## What this task involves
Write out the data again exactly, skipping every picture.

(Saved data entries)
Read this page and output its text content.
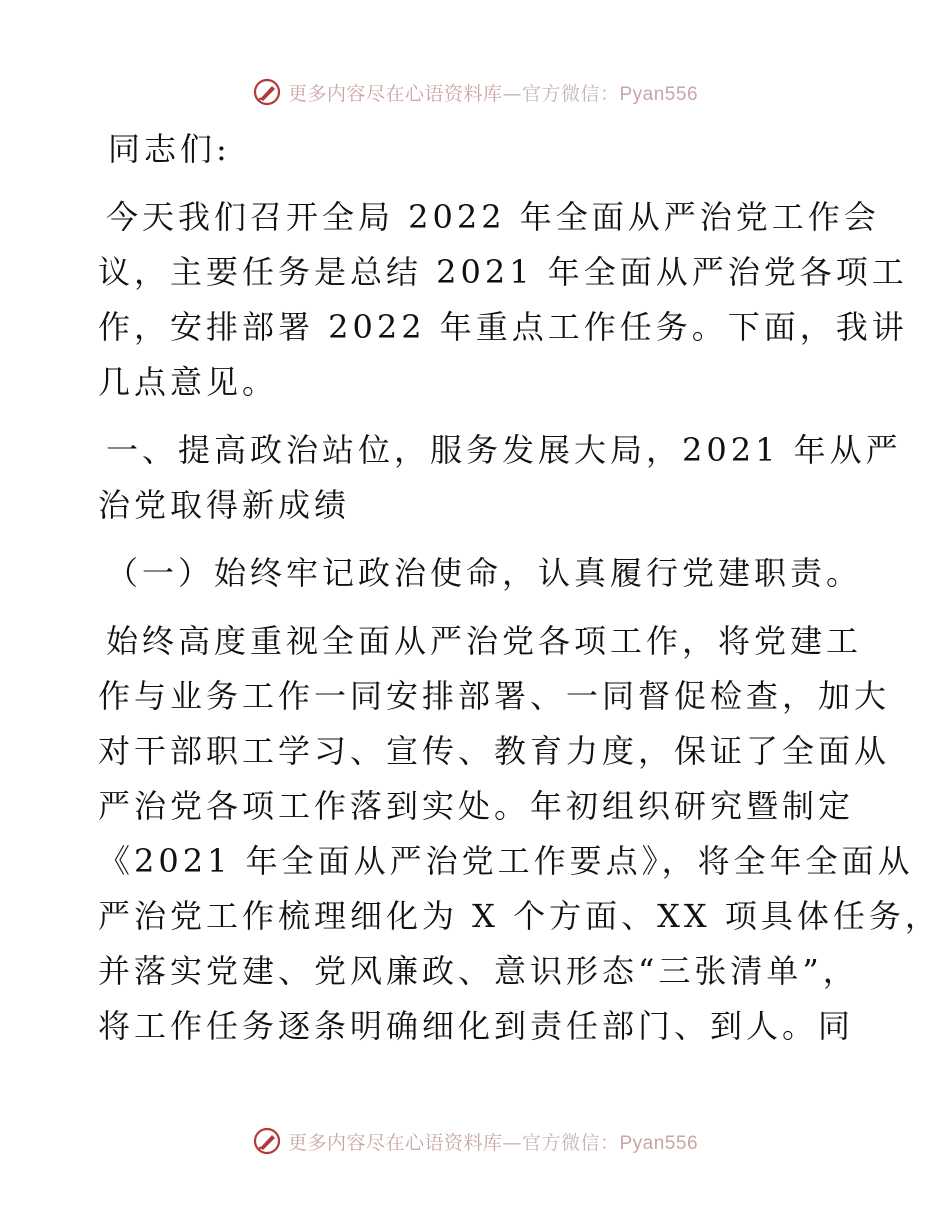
更多内容尽在心语资料库—官方微信：Pyan556
同志们:
今天我们召开全局 2022 年全面从严治党工作会
议，主要任务是总结 2021 年全面从严治党各项工
作，安排部署 2022 年重点工作任务。下面，我讲
几点意见。
一、提高政治站位，服务发展大局，2021 年从严
治党取得新成绩
（一）始终牢记政治使命，认真履行党建职责。
始终高度重视全面从严治党各项工作，将党建工
作与业务工作一同安排部署、一同督促检查，加大
对干部职工学习、宣传、教育力度，保证了全面从
严治党各项工作落到实处。年初组织研究暨制定
《2021 年全面从严治党工作要点》，将全年全面从
严治党工作梳理细化为 X 个方面、XX 项具体任务，
并落实党建、党风廉政、意识形态“三张清单”，
将工作任务逐条明确细化到责任部门、到人。同
更多内容尽在心语资料库—官方微信：Pyan556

## Response below
Read this page and output its text content.
更多内容尽在心语资料库—官方微信：Pyan556
同志们:
今天我们召开全局 2022 年全面从严治党工作会
议，主要任务是总结 2021 年全面从严治党各项工
作，安排部署 2022 年重点工作任务。下面，我讲
几点意见。
一、提高政治站位，服务发展大局，2021 年从严
治党取得新成绩
（一）始终牢记政治使命，认真履行党建职责。
始终高度重视全面从严治党各项工作，将党建工
作与业务工作一同安排部署、一同督促检查，加大
对干部职工学习、宣传、教育力度，保证了全面从
严治党各项工作落到实处。年初组织研究暨制定
《2021 年全面从严治党工作要点》，将全年全面从
严治党工作梳理细化为 X 个方面、XX 项具体任务，
并落实党建、党风廉政、意识形态“三张清单”，
将工作任务逐条明确细化到责任部门、到人。同
更多内容尽在心语资料库—官方微信：Pyan556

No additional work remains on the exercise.